**REQUIRED WORK**
Set down the whole listing verbatim.

══ GIVEN RECORDS

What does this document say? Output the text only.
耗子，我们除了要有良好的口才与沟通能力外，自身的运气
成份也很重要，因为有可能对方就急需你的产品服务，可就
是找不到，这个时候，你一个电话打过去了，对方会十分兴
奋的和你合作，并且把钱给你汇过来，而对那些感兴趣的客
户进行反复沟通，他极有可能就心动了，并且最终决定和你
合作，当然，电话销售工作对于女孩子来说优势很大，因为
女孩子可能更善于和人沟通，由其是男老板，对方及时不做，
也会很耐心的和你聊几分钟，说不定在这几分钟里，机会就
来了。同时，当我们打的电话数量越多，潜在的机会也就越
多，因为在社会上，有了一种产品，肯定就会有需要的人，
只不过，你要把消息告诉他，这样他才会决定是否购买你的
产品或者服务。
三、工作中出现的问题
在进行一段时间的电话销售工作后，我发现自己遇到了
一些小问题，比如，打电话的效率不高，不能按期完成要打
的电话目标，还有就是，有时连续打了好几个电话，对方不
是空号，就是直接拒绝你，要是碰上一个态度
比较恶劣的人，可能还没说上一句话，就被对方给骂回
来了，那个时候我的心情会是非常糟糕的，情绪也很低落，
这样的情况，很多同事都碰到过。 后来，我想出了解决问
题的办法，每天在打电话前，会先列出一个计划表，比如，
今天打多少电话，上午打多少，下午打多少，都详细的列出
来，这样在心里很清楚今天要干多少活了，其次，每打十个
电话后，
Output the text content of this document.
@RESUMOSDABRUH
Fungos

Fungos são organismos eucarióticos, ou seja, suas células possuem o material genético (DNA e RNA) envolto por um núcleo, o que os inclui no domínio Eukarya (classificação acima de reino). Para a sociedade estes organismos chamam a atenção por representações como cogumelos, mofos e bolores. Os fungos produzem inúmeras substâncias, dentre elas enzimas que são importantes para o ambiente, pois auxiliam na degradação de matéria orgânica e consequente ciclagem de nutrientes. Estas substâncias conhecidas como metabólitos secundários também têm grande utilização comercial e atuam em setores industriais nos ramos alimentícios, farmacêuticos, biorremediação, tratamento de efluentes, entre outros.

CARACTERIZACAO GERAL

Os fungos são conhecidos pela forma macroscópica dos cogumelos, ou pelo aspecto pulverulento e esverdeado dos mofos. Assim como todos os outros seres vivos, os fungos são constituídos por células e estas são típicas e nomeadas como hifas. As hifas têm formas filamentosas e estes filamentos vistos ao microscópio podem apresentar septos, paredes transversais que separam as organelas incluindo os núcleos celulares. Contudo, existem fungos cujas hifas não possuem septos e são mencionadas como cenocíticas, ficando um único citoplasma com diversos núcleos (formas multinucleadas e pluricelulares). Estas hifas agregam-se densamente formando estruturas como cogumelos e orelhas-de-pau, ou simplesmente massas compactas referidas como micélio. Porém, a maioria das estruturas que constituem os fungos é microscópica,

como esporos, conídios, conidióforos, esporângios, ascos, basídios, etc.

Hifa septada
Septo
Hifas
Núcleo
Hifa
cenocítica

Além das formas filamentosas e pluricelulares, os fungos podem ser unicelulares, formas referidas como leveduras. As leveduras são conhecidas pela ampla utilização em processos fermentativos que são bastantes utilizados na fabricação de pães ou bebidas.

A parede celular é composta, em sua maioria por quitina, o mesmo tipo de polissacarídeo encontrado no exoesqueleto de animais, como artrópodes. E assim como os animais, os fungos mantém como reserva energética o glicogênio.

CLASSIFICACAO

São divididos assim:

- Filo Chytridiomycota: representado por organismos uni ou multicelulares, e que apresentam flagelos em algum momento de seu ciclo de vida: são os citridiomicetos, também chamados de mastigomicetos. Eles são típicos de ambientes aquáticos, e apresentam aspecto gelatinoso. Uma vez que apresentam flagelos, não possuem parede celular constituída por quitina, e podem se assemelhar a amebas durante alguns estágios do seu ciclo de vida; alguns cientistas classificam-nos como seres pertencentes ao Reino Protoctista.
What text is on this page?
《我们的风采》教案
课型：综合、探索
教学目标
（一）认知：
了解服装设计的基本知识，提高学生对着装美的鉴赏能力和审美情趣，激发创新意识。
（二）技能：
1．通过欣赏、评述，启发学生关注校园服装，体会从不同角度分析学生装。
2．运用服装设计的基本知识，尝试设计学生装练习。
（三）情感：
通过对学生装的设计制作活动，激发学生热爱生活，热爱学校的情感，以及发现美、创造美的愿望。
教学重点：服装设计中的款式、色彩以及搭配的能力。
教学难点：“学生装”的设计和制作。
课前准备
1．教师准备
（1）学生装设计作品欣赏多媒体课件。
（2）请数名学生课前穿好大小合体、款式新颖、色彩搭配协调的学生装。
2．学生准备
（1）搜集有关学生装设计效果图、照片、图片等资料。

════

**RESPONSE BELOW**
What does this document say? Output the text only.
耗子，我们除了要有良好的口才与沟通能力外，自身的运气
成份也很重要，因为有可能对方就急需你的产品服务，可就
是找不到，这个时候，你一个电话打过去了，对方会十分兴
奋的和你合作，并且把钱给你汇过来，而对那些感兴趣的客
户进行反复沟通，他极有可能就心动了，并且最终决定和你
合作，当然，电话销售工作对于女孩子来说优势很大，因为
女孩子可能更善于和人沟通，由其是男老板，对方及时不做，
也会很耐心的和你聊几分钟，说不定在这几分钟里，机会就
来了。同时，当我们打的电话数量越多，潜在的机会也就越
多，因为在社会上，有了一种产品，肯定就会有需要的人，
只不过，你要把消息告诉他，这样他才会决定是否购买你的
产品或者服务。
三、工作中出现的问题
在进行一段时间的电话销售工作后，我发现自己遇到了
一些小问题，比如，打电话的效率不高，不能按期完成要打
的电话目标，还有就是，有时连续打了好几个电话，对方不
是空号，就是直接拒绝你，要是碰上一个态度
比较恶劣的人，可能还没说上一句话，就被对方给骂回
来了，那个时候我的心情会是非常糟糕的，情绪也很低落，
这样的情况，很多同事都碰到过。 后来，我想出了解决问
题的办法，每天在打电话前，会先列出一个计划表，比如，
今天打多少电话，上午打多少，下午打多少，都详细的列出
来，这样在心里很清楚今天要干多少活了，其次，每打十个
电话后，
Output the text content of this document.
@RESUMOSDABRUH
Fungos

Fungos são organismos eucarióticos, ou seja, suas células possuem o material genético (DNA e RNA) envolto por um núcleo, o que os inclui no domínio Eukarya (classificação acima de reino). Para a sociedade estes organismos chamam a atenção por representações como cogumelos, mofos e bolores. Os fungos produzem inúmeras substâncias, dentre elas enzimas que são importantes para o ambiente, pois auxiliam na degradação de matéria orgânica e consequente ciclagem de nutrientes. Estas substâncias conhecidas como metabólitos secundários também têm grande utilização comercial e atuam em setores industriais nos ramos alimentícios, farmacêuticos, biorremediação, tratamento de efluentes, entre outros.

CARACTERIZACAO GERAL

Os fungos são conhecidos pela forma macroscópica dos cogumelos, ou pelo aspecto pulverulento e esverdeado dos mofos. Assim como todos os outros seres vivos, os fungos são constituídos por células e estas são típicas e nomeadas como hifas. As hifas têm formas filamentosas e estes filamentos vistos ao microscópio podem apresentar septos, paredes transversais que separam as organelas incluindo os núcleos celulares. Contudo, existem fungos cujas hifas não possuem septos e são mencionadas como cenocíticas, ficando um único citoplasma com diversos núcleos (formas multinucleadas e pluricelulares). Estas hifas agregam-se densamente formando estruturas como cogumelos e orelhas-de-pau, ou simplesmente massas compactas referidas como micélio. Porém, a maioria das estruturas que constituem os fungos é microscópica,

como esporos, conídios, conidióforos, esporângios, ascos, basídios, etc.

Hifa septada
Septo
Hifas
Núcleo
Hifa
cenocítica

Além das formas filamentosas e pluricelulares, os fungos podem ser unicelulares, formas referidas como leveduras. As leveduras são conhecidas pela ampla utilização em processos fermentativos que são bastantes utilizados na fabricação de pães ou bebidas.

A parede celular é composta, em sua maioria por quitina, o mesmo tipo de polissacarídeo encontrado no exoesqueleto de animais, como artrópodes. E assim como os animais, os fungos mantém como reserva energética o glicogênio.

CLASSIFICACAO

São divididos assim:

- Filo Chytridiomycota: representado por organismos uni ou multicelulares, e que apresentam flagelos em algum momento de seu ciclo de vida: são os citridiomicetos, também chamados de mastigomicetos. Eles são típicos de ambientes aquáticos, e apresentam aspecto gelatinoso. Uma vez que apresentam flagelos, não possuem parede celular constituída por quitina, e podem se assemelhar a amebas durante alguns estágios do seu ciclo de vida; alguns cientistas classificam-nos como seres pertencentes ao Reino Protoctista.
What text is on this page?
《我们的风采》教案
课型：综合、探索
教学目标
（一）认知：
了解服装设计的基本知识，提高学生对着装美的鉴赏能力和审美情趣，激发创新意识。
（二）技能：
1．通过欣赏、评述，启发学生关注校园服装，体会从不同角度分析学生装。
2．运用服装设计的基本知识，尝试设计学生装练习。
（三）情感：
通过对学生装的设计制作活动，激发学生热爱生活，热爱学校的情感，以及发现美、创造美的愿望。
教学重点：服装设计中的款式、色彩以及搭配的能力。
教学难点：“学生装”的设计和制作。
课前准备
1．教师准备
（1）学生装设计作品欣赏多媒体课件。
（2）请数名学生课前穿好大小合体、款式新颖、色彩搭配协调的学生装。
2．学生准备
（1）搜集有关学生装设计效果图、照片、图片等资料。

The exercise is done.